Records from a collection
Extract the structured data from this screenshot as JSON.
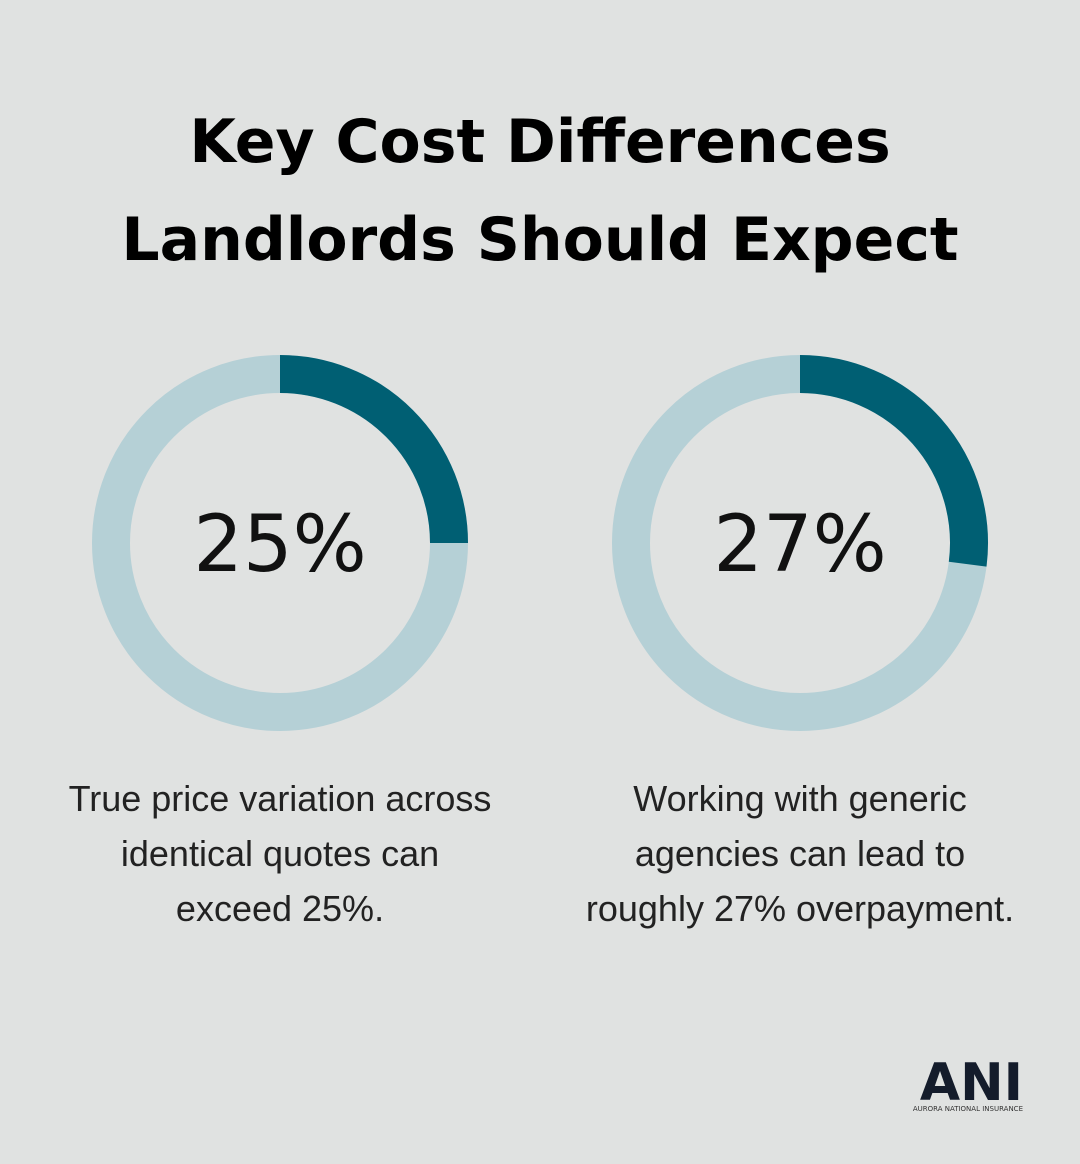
{
  "title": [
    "Key Cost Differences",
    "Landlords Should Expect"
  ],
  "chart_data": [
    {
      "type": "donut",
      "values": [
        25
      ],
      "value_labels": [
        "25%"
      ],
      "color": "#005f73",
      "track_color": "#b5d0d6",
      "caption": [
        "True price variation across",
        "identical quotes can",
        "exceed 25%."
      ]
    },
    {
      "type": "donut",
      "values": [
        27
      ],
      "value_labels": [
        "27%"
      ],
      "color": "#005f73",
      "track_color": "#b5d0d6",
      "caption": [
        "Working with generic",
        "agencies can lead to",
        "roughly 27% overpayment."
      ]
    }
  ],
  "logo": {
    "mark": "ANI",
    "name": "AURORA NATIONAL INSURANCE"
  }
}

» DIRECTIONS: Repeat verbatim all the material, but not the pictures.

» FINAL RESULT:
Extract the structured data from this screenshot as JSON.
{
  "title": [
    "Key Cost Differences",
    "Landlords Should Expect"
  ],
  "chart_data": [
    {
      "type": "donut",
      "values": [
        25
      ],
      "value_labels": [
        "25%"
      ],
      "color": "#005f73",
      "track_color": "#b5d0d6",
      "caption": [
        "True price variation across",
        "identical quotes can",
        "exceed 25%."
      ]
    },
    {
      "type": "donut",
      "values": [
        27
      ],
      "value_labels": [
        "27%"
      ],
      "color": "#005f73",
      "track_color": "#b5d0d6",
      "caption": [
        "Working with generic",
        "agencies can lead to",
        "roughly 27% overpayment."
      ]
    }
  ],
  "logo": {
    "mark": "ANI",
    "name": "AURORA NATIONAL INSURANCE"
  }
}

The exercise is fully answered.